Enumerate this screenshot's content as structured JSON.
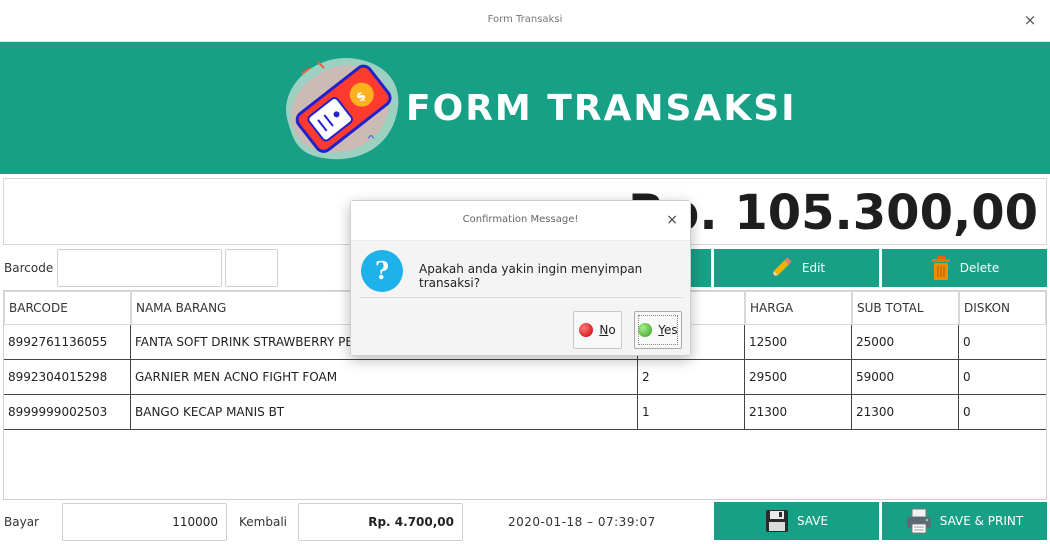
{
  "window": {
    "title": "Form Transaksi",
    "close_glyph": "×"
  },
  "banner": {
    "heading": "FORM TRANSAKSI",
    "logo": "game-controller-logo",
    "color": "#17a085"
  },
  "total": {
    "amount": "Rp. 105.300,00"
  },
  "entry": {
    "barcode_label": "Barcode",
    "barcode_value": "",
    "qty_value": ""
  },
  "actions": {
    "edit_label": "Edit",
    "delete_label": "Delete",
    "save_label": "SAVE",
    "save_print_label": "SAVE & PRINT"
  },
  "table": {
    "headers": [
      "BARCODE",
      "NAMA BARANG",
      "",
      "HARGA",
      "SUB TOTAL",
      "DISKON"
    ],
    "rows": [
      [
        "8992761136055",
        "FANTA SOFT DRINK STRAWBERRY PET",
        "",
        "12500",
        "25000",
        "0"
      ],
      [
        "8992304015298",
        "GARNIER MEN ACNO FIGHT FOAM",
        "2",
        "29500",
        "59000",
        "0"
      ],
      [
        "8999999002503",
        "BANGO KECAP MANIS BT",
        "1",
        "21300",
        "21300",
        "0"
      ]
    ]
  },
  "footer": {
    "bayar_label": "Bayar",
    "bayar_value": "110000",
    "kembali_label": "Kembali",
    "kembali_value": "Rp.  4.700,00",
    "datetime": "2020-01-18  –  07:39:07"
  },
  "dialog": {
    "title": "Confirmation Message!",
    "close_glyph": "×",
    "icon_glyph": "?",
    "message": "Apakah anda yakin ingin menyimpan transaksi?",
    "no_label_u": "N",
    "no_label_rest": "o",
    "yes_label_u": "Y",
    "yes_label_rest": "es",
    "no_color": "#d81818",
    "yes_color": "#3cb83c"
  }
}
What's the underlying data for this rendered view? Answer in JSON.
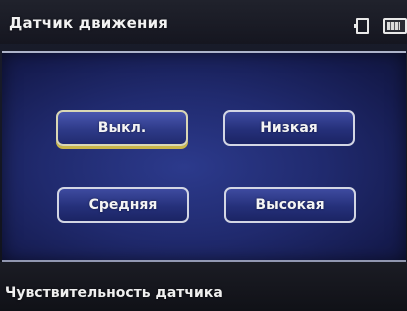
{
  "header": {
    "title": "Датчик движения",
    "icons": [
      "memory-card-icon",
      "battery-icon"
    ],
    "battery_level_percent": 80
  },
  "sensitivity_options": {
    "selected": "Выкл.",
    "items": [
      {
        "label": "Выкл."
      },
      {
        "label": "Низкая"
      },
      {
        "label": "Средняя"
      },
      {
        "label": "Высокая"
      }
    ]
  },
  "footer": {
    "caption": "Чувствительность датчика"
  },
  "colors": {
    "panel_blue": "#202a6e",
    "button_border": "#d3d6e4",
    "selection_underline": "#c9b64a",
    "text": "#f4f4f4"
  }
}
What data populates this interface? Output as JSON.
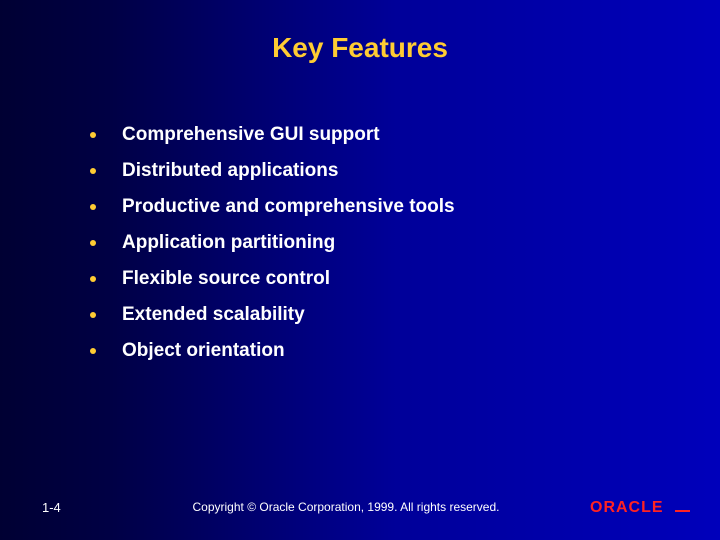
{
  "title": "Key Features",
  "bullets": [
    "Comprehensive GUI support",
    "Distributed applications",
    "Productive and comprehensive tools",
    "Application partitioning",
    "Flexible source control",
    "Extended scalability",
    "Object orientation"
  ],
  "page_number": "1-4",
  "copyright": "Copyright © Oracle Corporation, 1999. All rights reserved.",
  "logo_text": "ORACLE"
}
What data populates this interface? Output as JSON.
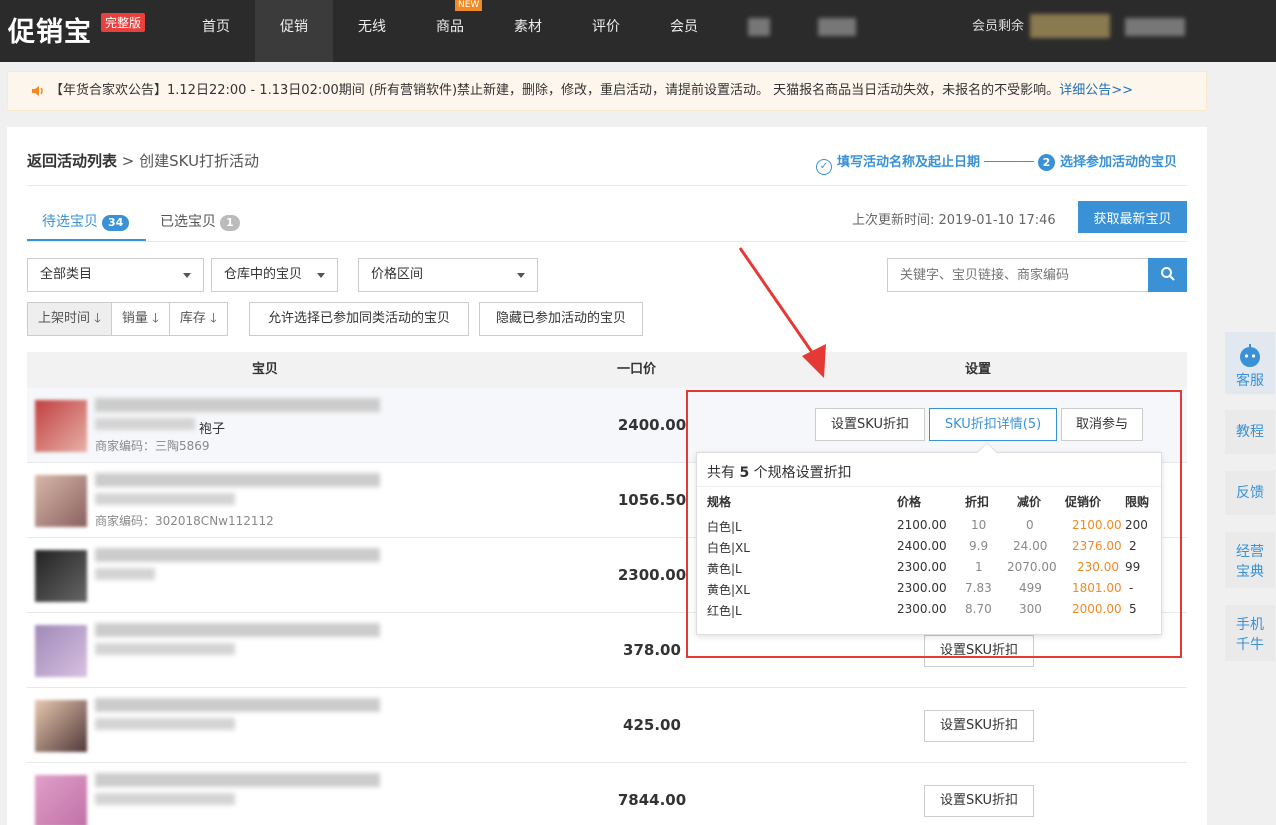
{
  "nav": {
    "logo": "促销宝",
    "edition": "完整版",
    "items": [
      "首页",
      "促销",
      "无线",
      "商品",
      "素材",
      "评价",
      "会员"
    ],
    "new_tag": "NEW",
    "member_text": "会员剩余"
  },
  "notice": {
    "text": "【年货合家欢公告】1.12日22:00 - 1.13日02:00期间 (所有营销软件)禁止新建，删除，修改，重启活动，请提前设置活动。 天猫报名商品当日活动失效，未报名的不受影响。",
    "link": "详细公告>>"
  },
  "crumb": {
    "back": "返回活动列表",
    "sep": " > ",
    "current": "创建SKU打折活动"
  },
  "steps": {
    "step1": "填写活动名称及起止日期",
    "step2_num": "2",
    "step2": "选择参加活动的宝贝"
  },
  "tabs": [
    {
      "label": "待选宝贝",
      "count": "34"
    },
    {
      "label": "已选宝贝",
      "count": "1"
    }
  ],
  "last_update": "上次更新时间: 2019-01-10 17:46",
  "refresh_button": "获取最新宝贝",
  "filters": {
    "category": "全部类目",
    "status": "仓库中的宝贝",
    "price_range": "价格区间",
    "search_placeholder": "关键字、宝贝链接、商家编码"
  },
  "sort": [
    "上架时间",
    "销量",
    "库存"
  ],
  "buttons": {
    "allow_same": "允许选择已参加同类活动的宝贝",
    "hide_joined": "隐藏已参加活动的宝贝"
  },
  "table_headers": [
    "宝贝",
    "一口价",
    "设置"
  ],
  "rows": [
    {
      "title": "袍子",
      "code": "商家编码：三陶5869",
      "price": "2400.00"
    },
    {
      "title": "",
      "code": "商家编码：302018CNw112112",
      "price": "1056.50"
    },
    {
      "title": "",
      "code": "",
      "price": "2300.00"
    },
    {
      "title": "",
      "code": "",
      "price": "378.00"
    },
    {
      "title": "",
      "code": "",
      "price": "425.00"
    },
    {
      "title": "",
      "code": "",
      "price": "7844.00"
    }
  ],
  "row_buttons": {
    "set_sku": "设置SKU折扣",
    "sku_detail": "SKU折扣详情(5)",
    "cancel": "取消参与"
  },
  "popover": {
    "title_pre": "共有",
    "title_num": "5",
    "title_post": "个规格设置折扣",
    "headers": [
      "规格",
      "价格",
      "折扣",
      "减价",
      "促销价",
      "限购"
    ],
    "rows": [
      [
        "白色|L",
        "2100.00",
        "10",
        "0",
        "2100.00",
        "200"
      ],
      [
        "白色|XL",
        "2400.00",
        "9.9",
        "24.00",
        "2376.00",
        "2"
      ],
      [
        "黄色|L",
        "2300.00",
        "1",
        "2070.00",
        "230.00",
        "99"
      ],
      [
        "黄色|XL",
        "2300.00",
        "7.83",
        "499",
        "1801.00",
        "-"
      ],
      [
        "红色|L",
        "2300.00",
        "8.70",
        "300",
        "2000.00",
        "5"
      ]
    ]
  },
  "sidebar": [
    "客服",
    "教程",
    "反馈",
    "经营宝典",
    "手机千牛"
  ],
  "colors": {
    "accent": "#3a91d6",
    "nav_bg": "#2b2b2b",
    "promo_price": "#f08a24",
    "highlight": "#e53935"
  }
}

▸ **What you should do**:
Exclude the images, then output the data above word for word.

▸ **Task result**:
Enumerate this screenshot's content as structured JSON.
{
  "window": {
    "title": "Form Transaksi",
    "close_glyph": "×"
  },
  "banner": {
    "heading": "FORM TRANSAKSI",
    "logo": "game-controller-logo",
    "color": "#17a085"
  },
  "total": {
    "amount": "Rp. 105.300,00"
  },
  "entry": {
    "barcode_label": "Barcode",
    "barcode_value": "",
    "qty_value": ""
  },
  "actions": {
    "edit_label": "Edit",
    "delete_label": "Delete",
    "save_label": "SAVE",
    "save_print_label": "SAVE & PRINT"
  },
  "table": {
    "headers": [
      "BARCODE",
      "NAMA BARANG",
      "",
      "HARGA",
      "SUB TOTAL",
      "DISKON"
    ],
    "rows": [
      [
        "8992761136055",
        "FANTA SOFT DRINK STRAWBERRY PET",
        "",
        "12500",
        "25000",
        "0"
      ],
      [
        "8992304015298",
        "GARNIER MEN ACNO FIGHT FOAM",
        "2",
        "29500",
        "59000",
        "0"
      ],
      [
        "8999999002503",
        "BANGO KECAP MANIS BT",
        "1",
        "21300",
        "21300",
        "0"
      ]
    ]
  },
  "footer": {
    "bayar_label": "Bayar",
    "bayar_value": "110000",
    "kembali_label": "Kembali",
    "kembali_value": "Rp.  4.700,00",
    "datetime": "2020-01-18  –  07:39:07"
  },
  "dialog": {
    "title": "Confirmation Message!",
    "close_glyph": "×",
    "icon_glyph": "?",
    "message": "Apakah anda yakin ingin menyimpan transaksi?",
    "no_label_u": "N",
    "no_label_rest": "o",
    "yes_label_u": "Y",
    "yes_label_rest": "es",
    "no_color": "#d81818",
    "yes_color": "#3cb83c"
  }
}
What's the underlying data for this rendered view? Answer in JSON.
{
  "header": {
    "title": "Датчик движения",
    "icons": [
      "memory-card-icon",
      "battery-icon"
    ],
    "battery_level_percent": 80
  },
  "sensitivity_options": {
    "selected": "Выкл.",
    "items": [
      {
        "label": "Выкл."
      },
      {
        "label": "Низкая"
      },
      {
        "label": "Средняя"
      },
      {
        "label": "Высокая"
      }
    ]
  },
  "footer": {
    "caption": "Чувствительность датчика"
  },
  "colors": {
    "panel_blue": "#202a6e",
    "button_border": "#d3d6e4",
    "selection_underline": "#c9b64a",
    "text": "#f4f4f4"
  }
}
What data populates this interface? Output as JSON.
{
  "title": "Key Features",
  "bullets": [
    "Comprehensive GUI support",
    "Distributed applications",
    "Productive and comprehensive tools",
    "Application partitioning",
    "Flexible source control",
    "Extended scalability",
    "Object orientation"
  ],
  "page_number": "1-4",
  "copyright": "Copyright © Oracle Corporation, 1999. All rights reserved.",
  "logo_text": "ORACLE"
}
What data populates this interface? Output as JSON.
{
  "nav": {
    "logo": "促销宝",
    "edition": "完整版",
    "items": [
      "首页",
      "促销",
      "无线",
      "商品",
      "素材",
      "评价",
      "会员"
    ],
    "new_tag": "NEW",
    "member_text": "会员剩余"
  },
  "notice": {
    "text": "【年货合家欢公告】1.12日22:00 - 1.13日02:00期间 (所有营销软件)禁止新建，删除，修改，重启活动，请提前设置活动。 天猫报名商品当日活动失效，未报名的不受影响。",
    "link": "详细公告>>"
  },
  "crumb": {
    "back": "返回活动列表",
    "sep": " > ",
    "current": "创建SKU打折活动"
  },
  "steps": {
    "step1": "填写活动名称及起止日期",
    "step2_num": "2",
    "step2": "选择参加活动的宝贝"
  },
  "tabs": [
    {
      "label": "待选宝贝",
      "count": "34"
    },
    {
      "label": "已选宝贝",
      "count": "1"
    }
  ],
  "last_update": "上次更新时间: 2019-01-10 17:46",
  "refresh_button": "获取最新宝贝",
  "filters": {
    "category": "全部类目",
    "status": "仓库中的宝贝",
    "price_range": "价格区间",
    "search_placeholder": "关键字、宝贝链接、商家编码"
  },
  "sort": [
    "上架时间",
    "销量",
    "库存"
  ],
  "buttons": {
    "allow_same": "允许选择已参加同类活动的宝贝",
    "hide_joined": "隐藏已参加活动的宝贝"
  },
  "table_headers": [
    "宝贝",
    "一口价",
    "设置"
  ],
  "rows": [
    {
      "title": "袍子",
      "code": "商家编码：三陶5869",
      "price": "2400.00"
    },
    {
      "title": "",
      "code": "商家编码：302018CNw112112",
      "price": "1056.50"
    },
    {
      "title": "",
      "code": "",
      "price": "2300.00"
    },
    {
      "title": "",
      "code": "",
      "price": "378.00"
    },
    {
      "title": "",
      "code": "",
      "price": "425.00"
    },
    {
      "title": "",
      "code": "",
      "price": "7844.00"
    }
  ],
  "row_buttons": {
    "set_sku": "设置SKU折扣",
    "sku_detail": "SKU折扣详情(5)",
    "cancel": "取消参与"
  },
  "popover": {
    "title_pre": "共有",
    "title_num": "5",
    "title_post": "个规格设置折扣",
    "headers": [
      "规格",
      "价格",
      "折扣",
      "减价",
      "促销价",
      "限购"
    ],
    "rows": [
      [
        "白色|L",
        "2100.00",
        "10",
        "0",
        "2100.00",
        "200"
      ],
      [
        "白色|XL",
        "2400.00",
        "9.9",
        "24.00",
        "2376.00",
        "2"
      ],
      [
        "黄色|L",
        "2300.00",
        "1",
        "2070.00",
        "230.00",
        "99"
      ],
      [
        "黄色|XL",
        "2300.00",
        "7.83",
        "499",
        "1801.00",
        "-"
      ],
      [
        "红色|L",
        "2300.00",
        "8.70",
        "300",
        "2000.00",
        "5"
      ]
    ]
  },
  "sidebar": [
    "客服",
    "教程",
    "反馈",
    "经营宝典",
    "手机千牛"
  ],
  "colors": {
    "accent": "#3a91d6",
    "nav_bg": "#2b2b2b",
    "promo_price": "#f08a24",
    "highlight": "#e53935"
  }
}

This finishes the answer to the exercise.